• **Challenge**
What is the number of lines in the data holding the word "Vælg"? Give that number by itself.

• **Extracted data**

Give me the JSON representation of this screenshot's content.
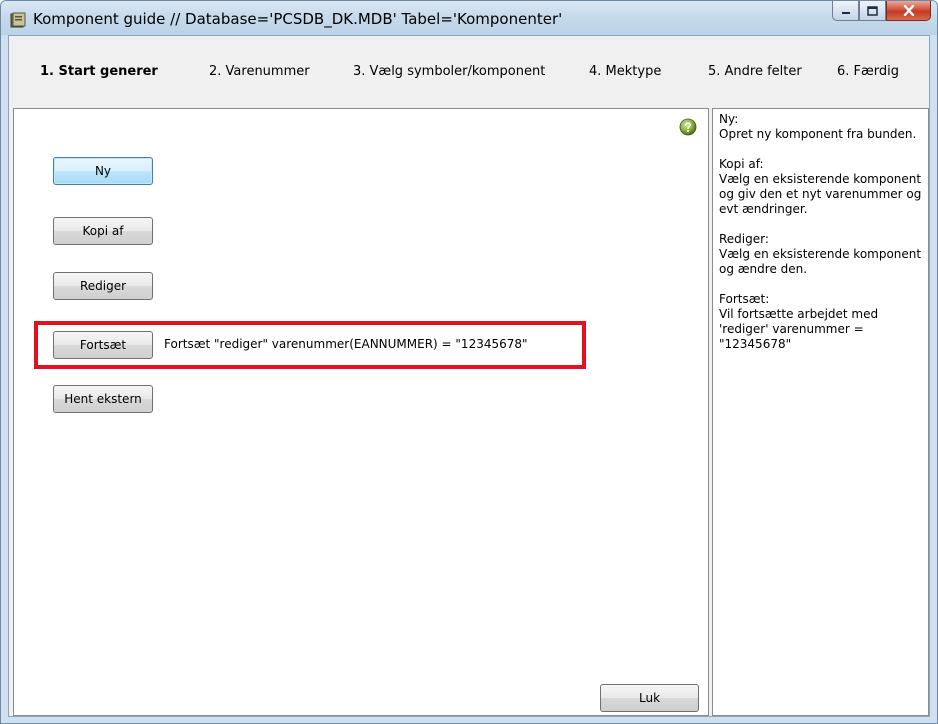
{
  "window": {
    "title": "Komponent guide  //  Database='PCSDB_DK.MDB' Tabel='Komponenter'",
    "icon": "app-book-icon"
  },
  "caption_buttons": {
    "minimize_icon": "minimize-icon",
    "maximize_icon": "maximize-icon",
    "close_icon": "close-icon"
  },
  "tabs": [
    {
      "label": "1. Start generer",
      "active": true
    },
    {
      "label": "2. Varenummer",
      "active": false
    },
    {
      "label": "3. Vælg symboler/komponent",
      "active": false
    },
    {
      "label": "4. Mektype",
      "active": false
    },
    {
      "label": "5. Andre felter",
      "active": false
    },
    {
      "label": "6. Færdig",
      "active": false
    }
  ],
  "main": {
    "buttons": {
      "new_label": "Ny",
      "copy_label": "Kopi af",
      "edit_label": "Rediger",
      "continue_label": "Fortsæt",
      "fetch_external_label": "Hent ekstern",
      "close_label": "Luk"
    },
    "continue_text": "Fortsæt \"rediger\" varenummer(EANNUMMER) = \"12345678\"",
    "help_icon": "question-mark-icon",
    "highlight_color": "#e4101c"
  },
  "help": [
    {
      "heading": "Ny:",
      "text": "Opret ny komponent fra bunden."
    },
    {
      "heading": "Kopi af:",
      "text": "Vælg en eksisterende komponent og giv den et nyt varenummer og evt ændringer."
    },
    {
      "heading": "Rediger:",
      "text": "Vælg en eksisterende komponent og ændre den."
    },
    {
      "heading": "Fortsæt:",
      "text": "Vil fortsætte arbejdet med 'rediger' varenummer = \"12345678\""
    }
  ]
}
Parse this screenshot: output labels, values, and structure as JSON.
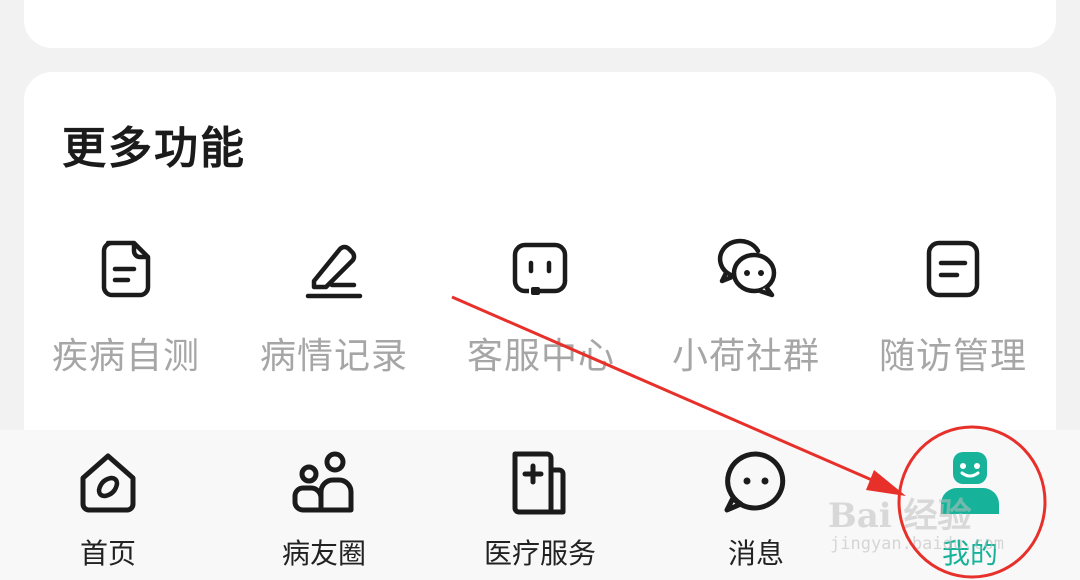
{
  "section": {
    "title": "更多功能"
  },
  "features": [
    {
      "label": "疾病自测",
      "icon": "document-icon"
    },
    {
      "label": "病情记录",
      "icon": "pen-edit-icon"
    },
    {
      "label": "客服中心",
      "icon": "headset-face-icon"
    },
    {
      "label": "小荷社群",
      "icon": "chat-bubbles-icon"
    },
    {
      "label": "随访管理",
      "icon": "memo-icon"
    }
  ],
  "bottom_nav": [
    {
      "label": "首页",
      "icon": "home-icon"
    },
    {
      "label": "病友圈",
      "icon": "community-icon"
    },
    {
      "label": "医疗服务",
      "icon": "medical-doc-icon"
    },
    {
      "label": "消息",
      "icon": "message-icon"
    },
    {
      "label": "我的",
      "icon": "profile-icon",
      "active": true
    }
  ],
  "watermark": {
    "main": "Bai 经验",
    "sub": "jingyan.baidu.com"
  },
  "colors": {
    "accent": "#16b39a",
    "annotation": "#e8302a",
    "icon_stroke": "#1b1b1b"
  }
}
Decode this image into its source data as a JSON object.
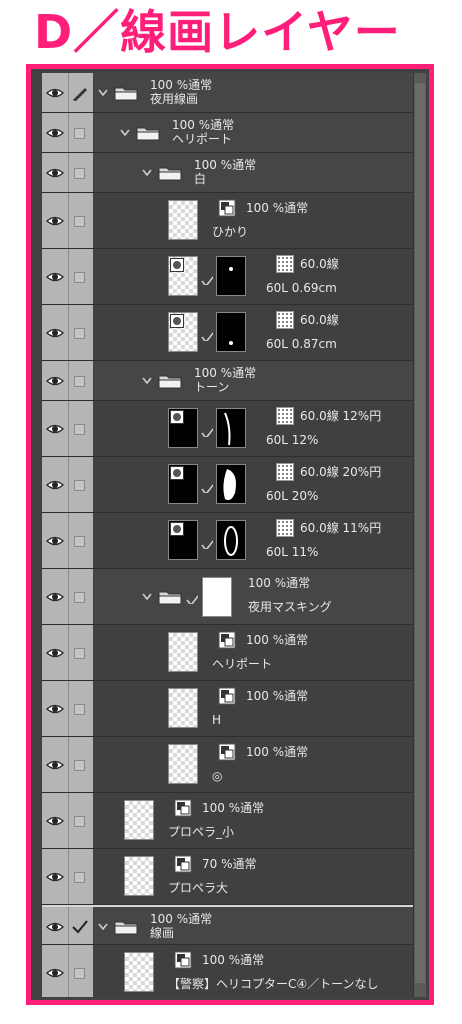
{
  "heading": "D／線画レイヤー",
  "colors": {
    "accent": "#ff1f7a",
    "panel_bg": "#424242",
    "selected": "#6f7d8f"
  },
  "icons": {
    "visibility": "eye-icon",
    "lock": "lock-checkbox",
    "pen": "pen-icon",
    "folder": "folder-icon",
    "expand": "chevron-down-icon"
  },
  "layers": [
    {
      "line1": "100 %通常",
      "line2": "夜用線画"
    },
    {
      "line1": "100 %通常",
      "line2": "ヘリポート"
    },
    {
      "line1": "100 %通常",
      "line2": "白"
    },
    {
      "line1": "100 %通常",
      "line2": "ひかり"
    },
    {
      "line1": "60.0線",
      "line2": "60L 0.69cm"
    },
    {
      "line1": "60.0線",
      "line2": "60L 0.87cm"
    },
    {
      "line1": "100 %通常",
      "line2": "トーン"
    },
    {
      "line1": "60.0線 12%円",
      "line2": "60L 12%"
    },
    {
      "line1": "60.0線 20%円",
      "line2": "60L 20%"
    },
    {
      "line1": "60.0線 11%円",
      "line2": "60L 11%"
    },
    {
      "line1": "100 %通常",
      "line2": "夜用マスキング"
    },
    {
      "line1": "100 %通常",
      "line2": "ヘリポート"
    },
    {
      "line1": "100 %通常",
      "line2": "H"
    },
    {
      "line1": "100 %通常",
      "line2": "◎"
    },
    {
      "line1": "100 %通常",
      "line2": "プロペラ_小"
    },
    {
      "line1": "70 %通常",
      "line2": "プロペラ大"
    },
    {
      "line1": "100 %通常",
      "line2": "線画"
    },
    {
      "line1": "100 %通常",
      "line2": "【警察】ヘリコプターC④／トーンなし"
    }
  ]
}
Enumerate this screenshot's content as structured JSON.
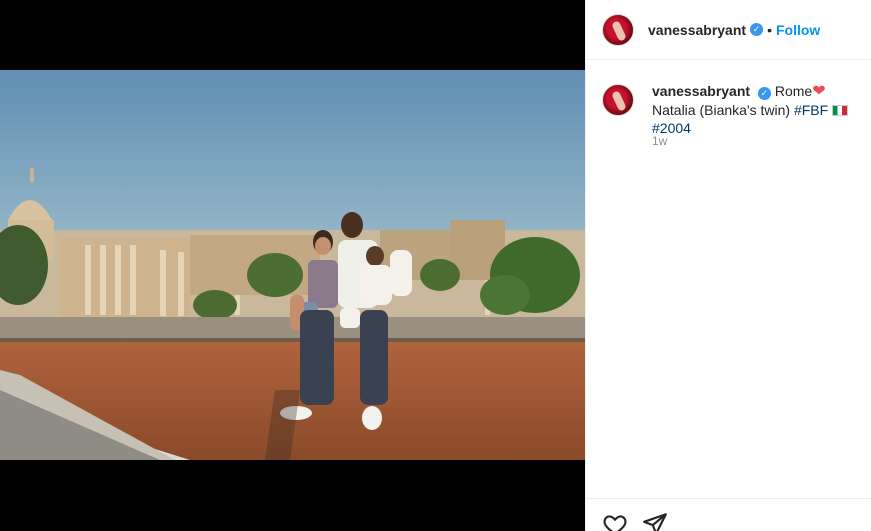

• **Output for this exercise**
3